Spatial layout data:
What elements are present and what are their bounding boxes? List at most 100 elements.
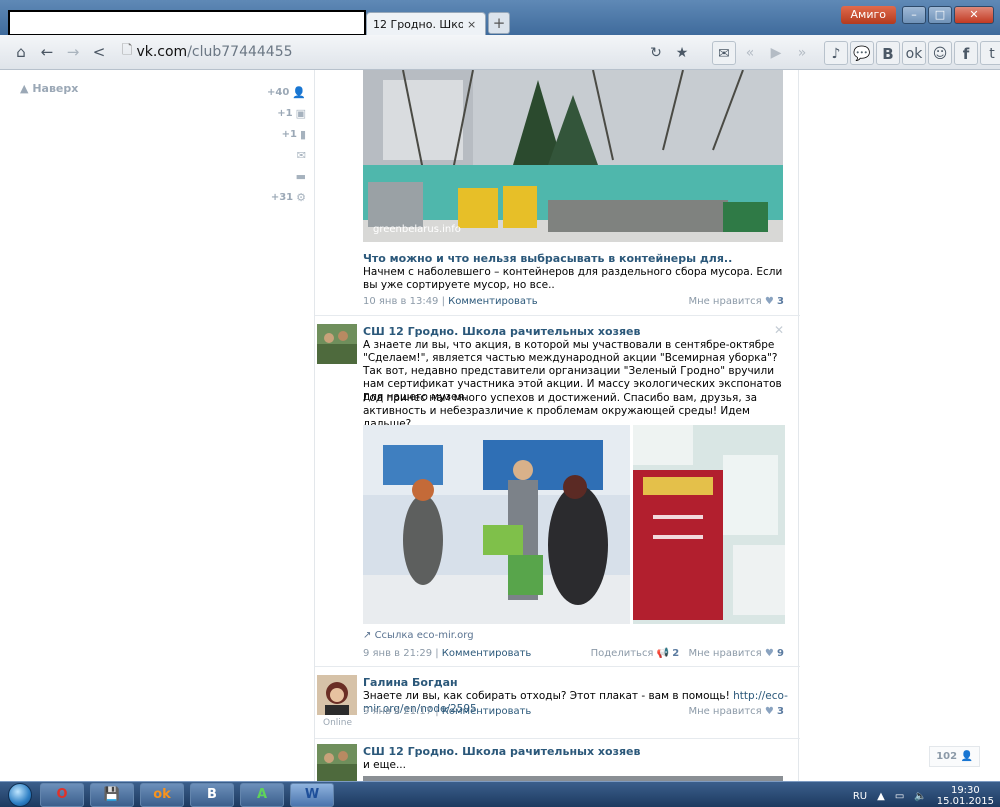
- tab-title: 12 Гродно. Школа рачи: [373, 18, 463, 31]
- twitter-icon[interactable]: t: [980, 41, 1000, 65]
- heart-icon: ♥: [764, 706, 774, 717]
- post-3-comment-link[interactable]: Комментировать: [442, 706, 532, 717]
- post-3-meta: 9 янв в 21:17 | Комментировать: [363, 706, 532, 717]
- bookmark-star-icon[interactable]: ★: [670, 41, 694, 65]
- back-icon[interactable]: ←: [36, 41, 58, 63]
- share-icon[interactable]: <: [88, 41, 110, 63]
- post-1-like-button[interactable]: Мне нравится ♥ 3: [688, 296, 784, 307]
- profile-button[interactable]: Амиго: [840, 6, 896, 24]
- counter-messages[interactable]: ✉: [250, 145, 306, 166]
- reload-icon[interactable]: ↻: [644, 41, 668, 65]
- network-icon[interactable]: ▭: [895, 791, 904, 802]
- start-button[interactable]: [0, 782, 40, 807]
- taskbar-vk[interactable]: B: [190, 782, 234, 807]
- system-tray: RU ▲ ▭ 🔈 19:30 15.01.2015: [853, 785, 994, 807]
- right-column: 102 👤: [800, 70, 1000, 781]
- person-icon: 👤: [292, 86, 306, 99]
- page-icon: 🗋: [122, 43, 133, 58]
- link-icon: ↗: [363, 630, 372, 641]
- volume-icon[interactable]: 🔈: [914, 791, 926, 802]
- new-tab-button[interactable]: +: [488, 12, 510, 34]
- post-2-photo-2[interactable]: [633, 425, 785, 624]
- language-indicator[interactable]: RU: [853, 791, 867, 802]
- heart-icon: ♥: [764, 648, 774, 659]
- divider: [315, 315, 800, 316]
- news-feed: greenbelarus.info Что можно и что нельзя…: [314, 70, 800, 781]
- prev-track-icon[interactable]: «: [738, 41, 762, 65]
- post-1-comment-link[interactable]: Комментировать: [448, 296, 538, 307]
- chat-icon[interactable]: 💬: [850, 41, 874, 65]
- post-2-author[interactable]: СШ 12 Гродно. Школа рачительных хозяев: [363, 325, 640, 338]
- post-2-comment-link[interactable]: Комментировать: [442, 648, 532, 659]
- post-1-link-title[interactable]: Что можно и что нельзя выбрасывать в кон…: [363, 252, 732, 265]
- mail-icon: ✉: [296, 149, 306, 162]
- next-track-icon[interactable]: »: [790, 41, 814, 65]
- music-icon[interactable]: ♪: [824, 41, 848, 65]
- facebook-icon[interactable]: f: [954, 41, 978, 65]
- window-controls: Амиго – □ ✕: [840, 6, 994, 24]
- home-icon[interactable]: ⌂: [10, 41, 32, 63]
- counter-comments[interactable]: ▬: [250, 166, 306, 187]
- divider: [315, 666, 800, 667]
- camera-icon: ▣: [295, 107, 306, 120]
- tab-active[interactable]: 12 Гродно. Школа рачи ×: [366, 12, 486, 36]
- tab-close-icon[interactable]: ×: [467, 18, 476, 31]
- containers-photo: [363, 70, 783, 242]
- minimize-button[interactable]: –: [902, 6, 926, 24]
- vk-icon[interactable]: B: [876, 41, 900, 65]
- clock[interactable]: 19:30 15.01.2015: [937, 785, 994, 807]
- counter-videos[interactable]: +1 ▮: [250, 124, 306, 145]
- post-2-attached-link[interactable]: ↗ Ссылка eco-mir.org: [363, 630, 474, 641]
- post-2-photo-1[interactable]: [363, 425, 630, 624]
- counter-friends[interactable]: +40 👤: [250, 82, 306, 103]
- user-avatar[interactable]: [317, 675, 357, 715]
- post-1-meta: 10 янв в 13:49 | Комментировать: [363, 296, 538, 307]
- moimir-icon[interactable]: ☺: [928, 41, 952, 65]
- taskbar-save-icon[interactable]: 💾: [90, 782, 134, 807]
- address-bar[interactable]: 🗋 vk.com /club77444455: [122, 40, 642, 64]
- toolbar-right: ↻ ★ ✉ « ▶ » ♪ 💬 B ok ☺ f t: [644, 41, 1000, 65]
- post-4: СШ 12 Гродно. Школа рачительных хозяев и…: [315, 742, 800, 781]
- post-3-author[interactable]: Галина Богдан: [363, 676, 458, 689]
- windows-logo-icon: [8, 782, 32, 807]
- post-4-text: и еще...: [363, 759, 406, 771]
- tab-redacted[interactable]: [8, 10, 366, 36]
- taskbar-word[interactable]: W: [290, 782, 334, 807]
- tray-arrow-icon[interactable]: ▲: [877, 791, 885, 802]
- post-2-close-icon[interactable]: ✕: [774, 323, 784, 337]
- close-window-button[interactable]: ✕: [954, 6, 994, 24]
- forward-icon[interactable]: →: [62, 41, 84, 63]
- post-3: Online Галина Богдан Знаете ли вы, как с…: [315, 671, 800, 731]
- counter-photos[interactable]: +1 ▣: [250, 103, 306, 124]
- browser-toolbar: ⌂ ← → < 🗋 vk.com /club77444455 ↻ ★ ✉ « ▶…: [0, 35, 1000, 70]
- post-4-author[interactable]: СШ 12 Гродно. Школа рачительных хозяев: [363, 745, 640, 758]
- taskbar-amigo[interactable]: A: [240, 782, 284, 807]
- post-1-date[interactable]: 10 янв в 13:49: [363, 296, 438, 307]
- post-3-date[interactable]: 9 янв в 21:17: [363, 706, 432, 717]
- post-1: greenbelarus.info Что можно и что нельзя…: [315, 70, 800, 310]
- left-sidebar: ▲ Наверх +40 👤 +1 ▣ +1 ▮ ✉ ▬ +31 ⚙: [0, 70, 314, 781]
- odnoklassniki-icon[interactable]: ok: [902, 41, 926, 65]
- group-avatar[interactable]: [317, 744, 357, 781]
- back-to-top-link[interactable]: ▲ Наверх: [20, 82, 78, 95]
- online-status: Online: [323, 718, 353, 728]
- post-1-photo[interactable]: greenbelarus.info: [363, 70, 783, 242]
- play-icon[interactable]: ▶: [764, 41, 788, 65]
- window-titlebar: 12 Гродно. Школа рачи × + Амиго – □ ✕: [0, 0, 1000, 36]
- online-people-counter[interactable]: 102 👤: [929, 746, 980, 767]
- post-2-actions: Поделиться 📢 2 Мне нравится ♥ 9: [591, 648, 784, 659]
- maximize-button[interactable]: □: [928, 6, 952, 24]
- divider: [315, 738, 800, 739]
- taskbar-odnoklassniki[interactable]: ok: [140, 782, 184, 807]
- post-3-like-button[interactable]: Мне нравится ♥ 3: [688, 706, 784, 717]
- up-arrow-icon: ▲: [20, 82, 29, 95]
- page-content: ▲ Наверх +40 👤 +1 ▣ +1 ▮ ✉ ▬ +31 ⚙ green…: [0, 70, 1000, 781]
- taskbar-opera[interactable]: O: [40, 782, 84, 807]
- post-2-share-button[interactable]: Поделиться 📢 2: [591, 648, 683, 659]
- post-2-like-button[interactable]: Мне нравится ♥ 9: [688, 648, 784, 659]
- counter-settings[interactable]: +31 ⚙: [250, 187, 306, 208]
- mail-icon[interactable]: ✉: [712, 41, 736, 65]
- post-1-text: Начнем с наболевшего – контейнеров для р…: [363, 266, 783, 291]
- post-2-date[interactable]: 9 янв в 21:29: [363, 648, 432, 659]
- group-avatar[interactable]: [317, 324, 357, 364]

TASK PROMPT: Repeat all of the data above word for word, leaving the picture out of your answer.

RESPONSE TO THE EXERCISE:
What elements are present and what are their bounding boxes? List at most 100 elements.
- tab-title: 12 Гродно. Школа рачи: [373, 18, 463, 31]
- twitter-icon[interactable]: t: [980, 41, 1000, 65]
- heart-icon: ♥: [764, 706, 774, 717]
- post-3-comment-link[interactable]: Комментировать: [442, 706, 532, 717]
- post-3-meta: 9 янв в 21:17 | Комментировать: [363, 706, 532, 717]
- bookmark-star-icon[interactable]: ★: [670, 41, 694, 65]
- back-icon[interactable]: ←: [36, 41, 58, 63]
- share-icon[interactable]: <: [88, 41, 110, 63]
- post-1-like-button[interactable]: Мне нравится ♥ 3: [688, 296, 784, 307]
- profile-button[interactable]: Амиго: [840, 6, 896, 24]
- counter-messages[interactable]: ✉: [250, 145, 306, 166]
- reload-icon[interactable]: ↻: [644, 41, 668, 65]
- network-icon[interactable]: ▭: [895, 791, 904, 802]
- start-button[interactable]: [0, 782, 40, 807]
- taskbar-vk[interactable]: B: [190, 782, 234, 807]
- system-tray: RU ▲ ▭ 🔈 19:30 15.01.2015: [853, 785, 994, 807]
- right-column: 102 👤: [800, 70, 1000, 781]
- person-icon: 👤: [292, 86, 306, 99]
- page-icon: 🗋: [122, 43, 133, 58]
- link-icon: ↗: [363, 630, 372, 641]
- volume-icon[interactable]: 🔈: [914, 791, 926, 802]
- new-tab-button[interactable]: +: [488, 12, 510, 34]
- post-2-photo-2[interactable]: [633, 425, 785, 624]
- language-indicator[interactable]: RU: [853, 791, 867, 802]
- heart-icon: ♥: [764, 648, 774, 659]
- divider: [315, 315, 800, 316]
- news-feed: greenbelarus.info Что можно и что нельзя…: [314, 70, 800, 781]
- prev-track-icon[interactable]: «: [738, 41, 762, 65]
- post-1-comment-link[interactable]: Комментировать: [448, 296, 538, 307]
- chat-icon[interactable]: 💬: [850, 41, 874, 65]
- post-2-author[interactable]: СШ 12 Гродно. Школа рачительных хозяев: [363, 325, 640, 338]
- post-2-comment-link[interactable]: Комментировать: [442, 648, 532, 659]
- post-1-link-title[interactable]: Что можно и что нельзя выбрасывать в кон…: [363, 252, 732, 265]
- mail-icon: ✉: [296, 149, 306, 162]
- next-track-icon[interactable]: »: [790, 41, 814, 65]
- music-icon[interactable]: ♪: [824, 41, 848, 65]
- facebook-icon[interactable]: f: [954, 41, 978, 65]
- window-controls: Амиго – □ ✕: [840, 6, 994, 24]
- home-icon[interactable]: ⌂: [10, 41, 32, 63]
- counter-comments[interactable]: ▬: [250, 166, 306, 187]
- divider: [315, 666, 800, 667]
- camera-icon: ▣: [295, 107, 306, 120]
- tab-active[interactable]: 12 Гродно. Школа рачи ×: [366, 12, 486, 36]
- tab-close-icon[interactable]: ×: [467, 18, 476, 31]
- containers-photo: [363, 70, 783, 242]
- minimize-button[interactable]: –: [902, 6, 926, 24]
- vk-icon[interactable]: B: [876, 41, 900, 65]
- clock[interactable]: 19:30 15.01.2015: [937, 785, 994, 807]
- counter-videos[interactable]: +1 ▮: [250, 124, 306, 145]
- post-2-attached-link[interactable]: ↗ Ссылка eco-mir.org: [363, 630, 474, 641]
- post-2-photo-1[interactable]: [363, 425, 630, 624]
- counter-friends[interactable]: +40 👤: [250, 82, 306, 103]
- user-avatar[interactable]: [317, 675, 357, 715]
- post-1-meta: 10 янв в 13:49 | Комментировать: [363, 296, 538, 307]
- moimir-icon[interactable]: ☺: [928, 41, 952, 65]
- taskbar-save-icon[interactable]: 💾: [90, 782, 134, 807]
- address-bar[interactable]: 🗋 vk.com /club77444455: [122, 40, 642, 64]
- toolbar-right: ↻ ★ ✉ « ▶ » ♪ 💬 B ok ☺ f t: [644, 41, 1000, 65]
- post-4: СШ 12 Гродно. Школа рачительных хозяев и…: [315, 742, 800, 781]
- post-3-author[interactable]: Галина Богдан: [363, 676, 458, 689]
- windows-logo-icon: [8, 782, 32, 807]
- post-4-text: и еще...: [363, 759, 406, 771]
- tab-redacted[interactable]: [8, 10, 366, 36]
- taskbar-word[interactable]: W: [290, 782, 334, 807]
- tray-arrow-icon[interactable]: ▲: [877, 791, 885, 802]
- post-2-close-icon[interactable]: ✕: [774, 323, 784, 337]
- close-window-button[interactable]: ✕: [954, 6, 994, 24]
- forward-icon[interactable]: →: [62, 41, 84, 63]
- post-3: Online Галина Богдан Знаете ли вы, как с…: [315, 671, 800, 731]
- counter-photos[interactable]: +1 ▣: [250, 103, 306, 124]
- browser-toolbar: ⌂ ← → < 🗋 vk.com /club77444455 ↻ ★ ✉ « ▶…: [0, 35, 1000, 70]
- post-4-author[interactable]: СШ 12 Гродно. Школа рачительных хозяев: [363, 745, 640, 758]
- taskbar-amigo[interactable]: A: [240, 782, 284, 807]
- post-1-date[interactable]: 10 янв в 13:49: [363, 296, 438, 307]
- post-3-date[interactable]: 9 янв в 21:17: [363, 706, 432, 717]
- post-1: greenbelarus.info Что можно и что нельзя…: [315, 70, 800, 310]
- left-sidebar: ▲ Наверх +40 👤 +1 ▣ +1 ▮ ✉ ▬ +31 ⚙: [0, 70, 314, 781]
- odnoklassniki-icon[interactable]: ok: [902, 41, 926, 65]
- group-avatar[interactable]: [317, 744, 357, 781]
- back-to-top-link[interactable]: ▲ Наверх: [20, 82, 78, 95]
- online-status: Online: [323, 718, 353, 728]
- post-1-photo[interactable]: greenbelarus.info: [363, 70, 783, 242]
- play-icon[interactable]: ▶: [764, 41, 788, 65]
- window-titlebar: 12 Гродно. Школа рачи × + Амиго – □ ✕: [0, 0, 1000, 36]
- online-people-counter[interactable]: 102 👤: [929, 746, 980, 767]
- post-2-actions: Поделиться 📢 2 Мне нравится ♥ 9: [591, 648, 784, 659]
- maximize-button[interactable]: □: [928, 6, 952, 24]
- divider: [315, 738, 800, 739]
- taskbar-odnoklassniki[interactable]: ok: [140, 782, 184, 807]
- post-3-like-button[interactable]: Мне нравится ♥ 3: [688, 706, 784, 717]
- up-arrow-icon: ▲: [20, 82, 29, 95]
- page-content: ▲ Наверх +40 👤 +1 ▣ +1 ▮ ✉ ▬ +31 ⚙ green…: [0, 70, 1000, 781]
- taskbar-opera[interactable]: O: [40, 782, 84, 807]
- post-2-share-button[interactable]: Поделиться 📢 2: [591, 648, 683, 659]
- post-2-like-button[interactable]: Мне нравится ♥ 9: [688, 648, 784, 659]
- counter-settings[interactable]: +31 ⚙: [250, 187, 306, 208]
- mail-icon[interactable]: ✉: [712, 41, 736, 65]
- post-1-text: Начнем с наболевшего – контейнеров для р…: [363, 266, 783, 291]
- post-2-date[interactable]: 9 янв в 21:29: [363, 648, 432, 659]
- group-avatar[interactable]: [317, 324, 357, 364]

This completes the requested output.